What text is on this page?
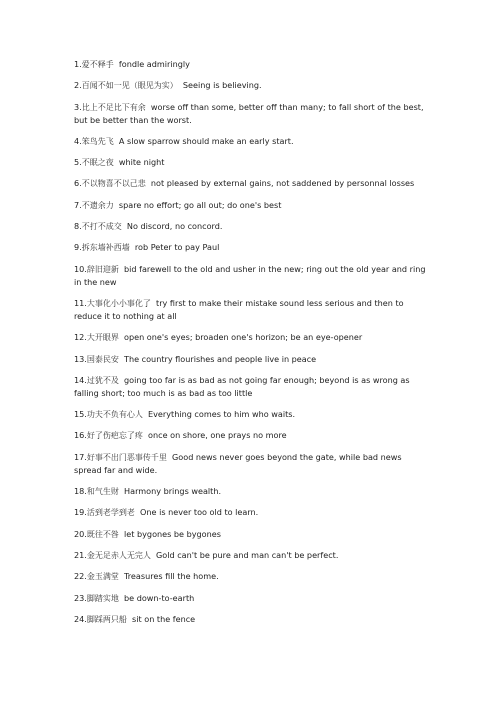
1.爱不释手 fondle admiringly

2.百闻不如一见（眼见为实） Seeing is believing.

3.比上不足比下有余 worse off than some, better off than many; to fall short of the best, but be better than the worst.

4.笨鸟先飞 A slow sparrow should make an early start.

5.不眠之夜 white night

6.不以物喜不以己悲 not pleased by external gains, not saddened by personnal losses

7.不遗余力 spare no effort; go all out; do one's best

8.不打不成交 No discord, no concord.

9.拆东墙补西墙 rob Peter to pay Paul

10.辞旧迎新 bid farewell to the old and usher in the new; ring out the old year and ring in the new

11.大事化小小事化了 try first to make their mistake sound less serious and then to reduce it to nothing at all

12.大开眼界 open one's eyes; broaden one's horizon; be an eye-opener

13.国泰民安 The country flourishes and people live in peace

14.过犹不及 going too far is as bad as not going far enough; beyond is as wrong as falling short; too much is as bad as too little

15.功夫不负有心人 Everything comes to him who waits.

16.好了伤疤忘了疼 once on shore, one prays no more

17.好事不出门恶事传千里 Good news never goes beyond the gate, while bad news spread far and wide.

18.和气生财 Harmony brings wealth.

19.活到老学到老 One is never too old to learn.

20.既往不咎 let bygones be bygones

21.金无足赤人无完人 Gold can't be pure and man can't be perfect.

22.金玉满堂 Treasures fill the home.

23.脚踏实地 be down-to-earth

24.脚踩两只船 sit on the fence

=======

* **Stated task**: Repeat each line of the records above exactly, but do not copy the pictures.

* **Result**:
What text is on this page?
1.爱不释手 fondle admiringly

2.百闻不如一见（眼见为实） Seeing is believing.

3.比上不足比下有余 worse off than some, better off than many; to fall short of the best, but be better than the worst.

4.笨鸟先飞 A slow sparrow should make an early start.

5.不眠之夜 white night

6.不以物喜不以己悲 not pleased by external gains, not saddened by personnal losses

7.不遗余力 spare no effort; go all out; do one's best

8.不打不成交 No discord, no concord.

9.拆东墙补西墙 rob Peter to pay Paul

10.辞旧迎新 bid farewell to the old and usher in the new; ring out the old year and ring in the new

11.大事化小小事化了 try first to make their mistake sound less serious and then to reduce it to nothing at all

12.大开眼界 open one's eyes; broaden one's horizon; be an eye-opener

13.国泰民安 The country flourishes and people live in peace

14.过犹不及 going too far is as bad as not going far enough; beyond is as wrong as falling short; too much is as bad as too little

15.功夫不负有心人 Everything comes to him who waits.

16.好了伤疤忘了疼 once on shore, one prays no more

17.好事不出门恶事传千里 Good news never goes beyond the gate, while bad news spread far and wide.

18.和气生财 Harmony brings wealth.

19.活到老学到老 One is never too old to learn.

20.既往不咎 let bygones be bygones

21.金无足赤人无完人 Gold can't be pure and man can't be perfect.

22.金玉满堂 Treasures fill the home.

23.脚踏实地 be down-to-earth

24.脚踩两只船 sit on the fence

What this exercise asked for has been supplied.